Uma é o trecho de uma música que sempre me traz novos insights (Let Her Go – The Passenger) e diz assim: “Staring at the bottom of your glass, Hoping one day you’ll make a dream last, But dreams come slow, and they go so fast. (…) Maybe one day, you’ll understand why everything you touch surely dies” – em tradução livre: “Olhando para o fundo de seu copo, Esperando que um dia você fará um sonho durar, Mas os sonhos vêm devagar, e vão embora tão rápido. (…) Talvez um dia você entenda que tudo o que você toca certamente morre”.

A outra coisa é uma dinâmica que participei durante um curso de teatro. Cada pessoa da turma deveria encher dois balões no sopro. Enquanto soprássemos, nos foi recomendado colocar o pensamento em nossos sonhos mais preciosos e profundos e, ao soprar, sentir que eles eram guardados naqueles balões. Após alguns momentos de contemplação daqueles sonhos, fomos dados um palito de dentes cada um e nos reunimos em uma roda.

A partir daí, se me recordo bem, a orientadora dava instruções para que alguém estourasse os balões de outra pessoa. A pessoa dona do balão deveria então falar sobre o que sentiu ao ver seu balão estourado. Essa atividade me marcou porque eu fui a pessoa que mais pareceu sentir a pancada daquele balão estourado. A orientadora pediu que eu contasse o que sentia naquele momento e eu, aos prantos, tentei explicar a importância daqueles sonhos, e que eu estava assim porque eles me haviam sido roubados. Foi então quando o amigo que era minha dupla na aula me falou com serenidade: “Mas você pode sonhar novos sonhos”, ao que a orientadora acrescentou “Marcella, foi você que sonhou tudo… a fonte é você”. E aquelas palavras me acalmaram quase que instantaneamente, as lágrimas secaram e eu entendi que não precisava chorar.

_CONJUNTO DE DADOS_

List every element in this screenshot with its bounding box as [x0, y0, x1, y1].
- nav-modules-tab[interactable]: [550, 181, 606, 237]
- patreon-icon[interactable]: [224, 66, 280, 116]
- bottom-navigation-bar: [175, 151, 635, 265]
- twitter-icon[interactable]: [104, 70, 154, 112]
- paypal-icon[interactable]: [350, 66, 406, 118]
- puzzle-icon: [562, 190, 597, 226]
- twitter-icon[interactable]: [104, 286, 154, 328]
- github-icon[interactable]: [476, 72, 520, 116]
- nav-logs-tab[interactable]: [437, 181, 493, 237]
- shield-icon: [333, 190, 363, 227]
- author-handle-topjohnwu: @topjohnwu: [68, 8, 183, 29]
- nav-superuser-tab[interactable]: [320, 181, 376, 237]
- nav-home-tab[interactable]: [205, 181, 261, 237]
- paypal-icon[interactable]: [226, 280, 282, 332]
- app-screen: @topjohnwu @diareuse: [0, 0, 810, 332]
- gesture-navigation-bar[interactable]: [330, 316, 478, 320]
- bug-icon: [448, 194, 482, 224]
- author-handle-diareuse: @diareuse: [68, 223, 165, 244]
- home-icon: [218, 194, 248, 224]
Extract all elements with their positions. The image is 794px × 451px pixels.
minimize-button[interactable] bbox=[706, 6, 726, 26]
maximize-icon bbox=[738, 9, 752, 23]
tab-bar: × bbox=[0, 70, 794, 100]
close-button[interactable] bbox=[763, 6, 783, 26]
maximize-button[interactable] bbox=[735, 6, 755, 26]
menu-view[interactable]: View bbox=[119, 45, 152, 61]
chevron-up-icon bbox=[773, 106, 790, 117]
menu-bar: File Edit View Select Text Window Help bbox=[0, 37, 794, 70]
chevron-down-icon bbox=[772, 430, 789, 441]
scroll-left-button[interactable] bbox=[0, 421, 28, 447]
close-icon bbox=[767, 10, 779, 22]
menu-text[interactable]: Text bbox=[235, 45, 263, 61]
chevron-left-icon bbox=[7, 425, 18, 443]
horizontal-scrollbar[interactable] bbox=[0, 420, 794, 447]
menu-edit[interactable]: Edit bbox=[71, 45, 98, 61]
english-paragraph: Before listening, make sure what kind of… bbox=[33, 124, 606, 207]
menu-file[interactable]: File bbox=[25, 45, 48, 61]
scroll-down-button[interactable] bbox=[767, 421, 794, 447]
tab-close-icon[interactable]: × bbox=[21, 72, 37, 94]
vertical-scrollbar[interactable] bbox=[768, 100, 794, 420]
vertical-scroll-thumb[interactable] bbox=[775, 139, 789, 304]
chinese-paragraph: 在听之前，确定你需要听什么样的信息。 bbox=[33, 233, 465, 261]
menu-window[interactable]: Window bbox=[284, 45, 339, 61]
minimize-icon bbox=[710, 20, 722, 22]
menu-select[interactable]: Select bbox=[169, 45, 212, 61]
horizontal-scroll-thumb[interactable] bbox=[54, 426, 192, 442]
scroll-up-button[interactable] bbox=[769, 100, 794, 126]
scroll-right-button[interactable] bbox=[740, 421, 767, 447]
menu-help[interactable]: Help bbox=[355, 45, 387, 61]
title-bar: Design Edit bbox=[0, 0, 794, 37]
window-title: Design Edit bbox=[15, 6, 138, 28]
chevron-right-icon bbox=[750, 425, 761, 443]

_QUESTÕES E EXERCÍCIOS_
1. No relato sobre os sonhos, o que cada participante recebeu depois de alguns momentos de contemplação dos sonhos?
2. Reescreva o trecho do relato sobre os sonhos começando em "A partir daí, se" e seguindo até "não precisava chorar.", com "orientadora" substituído por "professora".
3. Prolongue o relato sobre os sonhos a partir da última frase apresentada.

_RESPOSTAS_
1. Um palito de dentes.

2.
A partir daí, se me recordo bem, a professora dava instruções para que alguém estourasse os balões de outra pessoa. A pessoa dona do balão deveria então falar sobre o que sentiu ao ver seu balão estourado. Essa atividade me marcou porque eu fui a pessoa que mais pareceu sentir a pancada daquele balão estourado. A professora pediu que eu contasse o que sentia naquele momento e eu, aos prantos, tentei explicar a importância daqueles sonhos, e que eu estava assim porque eles me haviam sido roubados. Foi então quando o amigo que era minha dupla na aula me falou com serenidade: “Mas você pode sonhar novos sonhos”, ao que a professora acrescentou “Marcella, foi você que sonhou tudo… a fonte é você”. E aquelas palavras me acalmaram quase que instantaneamente, as lágrimas secaram e eu entendi que não precisava chorar.

3.
A conversa que estas duas coisas tiveram dentro de mim hoje – a música e esta lembrança dos balões – falava sobre a rapidez com que a vida passa, e mais que isso, como os sonhos/desejos vêm com uma força absurda e de repente somem do nosso alcance. Às vezes sentimos vontade de nos agarrar a momentos, a pessoas e contextos pelo fato de enxergar algo importante e precioso naquilo, que pode não mais estar ao nosso alcance no momento seguinte. Mas nos esquecemos que no momento em que sentimos tocar a realidade com as mãos, é ali que ela se perde, ela morre, porque tudo muda num instante. Mesma coisa com o tempo, não importa o quanto tentamos parar ou acelerar o tempo, ele muda de velocidade conforme a nossa perspectiva.

O “questionar o sentido da vida” me levou a identificar uma urgência em “viver intensamente” muitos anos atrás, isto é, não desperdiçar momentos. E ao longo dos anos eu entendi que o momento presente era o mais importante e deveria ser vivido como tal. Mas chegou primeiro a pandemia, depois a quarentena, o isolamento… e 3 meses no Brasil, daí veio um redemoinho de emoções em consequência disso tudo. E eu me peguei pensando que reverenciar o presente não é mais suficiente, eu preciso pegar as rédeas da criação destes momentos. Entendi no fim das contas que são os sonhos que imitam a vida, e não o contrário. A fonte dos nossos sonhos vem daquilo que alimentamos em nossas vidas, nós somos os criadores de tudo. E se viver quiser dizer não poder tocar a realidade (porque senão ela morre), tudo bem. Mesmo que alguns todos os sonhos se tornem balões vazios, existe material dentro da gente para encher muitos e muitos balões, a gente só precisa respirar fundo e se concentrar no que importa para criar novos sonhos. Quando a maior catástrofe nos atinge e ficamos sem direção, é bom lembrar disso: não é uma “força do além” que coloca sonhos dentro da nossa mente e do nosso coração. Nós mesmos fazemos isso, mesmo sem perceber, e podemos refazer, desfazer ou mudar o que foi feito lá atrás com atitudes novas hoje.

Eu que sempre fui a rainha do “deixa a vida me levar” no campo dos sonhos, hoje me pego dando passos para trás e buscando estudar, compreender e traçar estratégia de novos sonhos que eu quero criar. Hoje eu sei que muitos destes sonhos vão morrer… sim, eles serão destruídos. Mas o material da criação está aqui dentro, vivo em mim, então até mesmo no mundo dos sonhos a gente tem as rédeas nas mãos, acredite. O que você tem vivido está te ajudando a criar bons sonhos? Ou você está distraído(a) com os belos balões que tem e esquecendo da sua capacidade de recriá-los, caso eles estourem?